◆ DATA TO USE
* * * * * * * * *

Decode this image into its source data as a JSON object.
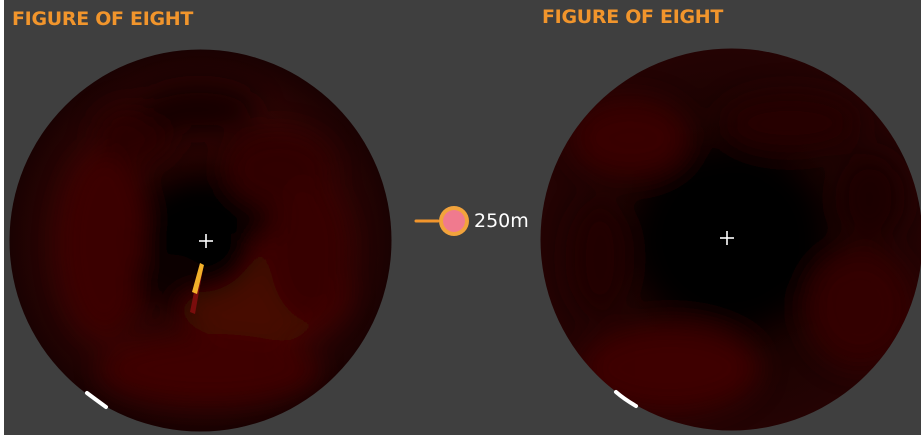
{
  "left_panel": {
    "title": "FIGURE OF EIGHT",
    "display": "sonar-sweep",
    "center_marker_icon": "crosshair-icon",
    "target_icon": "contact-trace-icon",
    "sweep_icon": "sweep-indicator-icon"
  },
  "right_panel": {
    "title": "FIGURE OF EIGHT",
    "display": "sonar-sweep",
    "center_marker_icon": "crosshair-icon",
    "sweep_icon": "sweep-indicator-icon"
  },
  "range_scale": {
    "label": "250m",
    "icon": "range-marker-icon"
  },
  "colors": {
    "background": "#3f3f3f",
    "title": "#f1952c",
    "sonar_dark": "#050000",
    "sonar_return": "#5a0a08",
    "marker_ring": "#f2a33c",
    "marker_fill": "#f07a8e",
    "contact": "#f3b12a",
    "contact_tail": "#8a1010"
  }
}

* * * * * * * * *

◆ STATED GOAL
Above are records with pictures; repeat the records exactly and leave the pictures out.

◆ EXERCISE OUTPUT
Decode this image into its source data as a JSON object.
{
  "left_panel": {
    "title": "FIGURE OF EIGHT",
    "display": "sonar-sweep",
    "center_marker_icon": "crosshair-icon",
    "target_icon": "contact-trace-icon",
    "sweep_icon": "sweep-indicator-icon"
  },
  "right_panel": {
    "title": "FIGURE OF EIGHT",
    "display": "sonar-sweep",
    "center_marker_icon": "crosshair-icon",
    "sweep_icon": "sweep-indicator-icon"
  },
  "range_scale": {
    "label": "250m",
    "icon": "range-marker-icon"
  },
  "colors": {
    "background": "#3f3f3f",
    "title": "#f1952c",
    "sonar_dark": "#050000",
    "sonar_return": "#5a0a08",
    "marker_ring": "#f2a33c",
    "marker_fill": "#f07a8e",
    "contact": "#f3b12a",
    "contact_tail": "#8a1010"
  }
}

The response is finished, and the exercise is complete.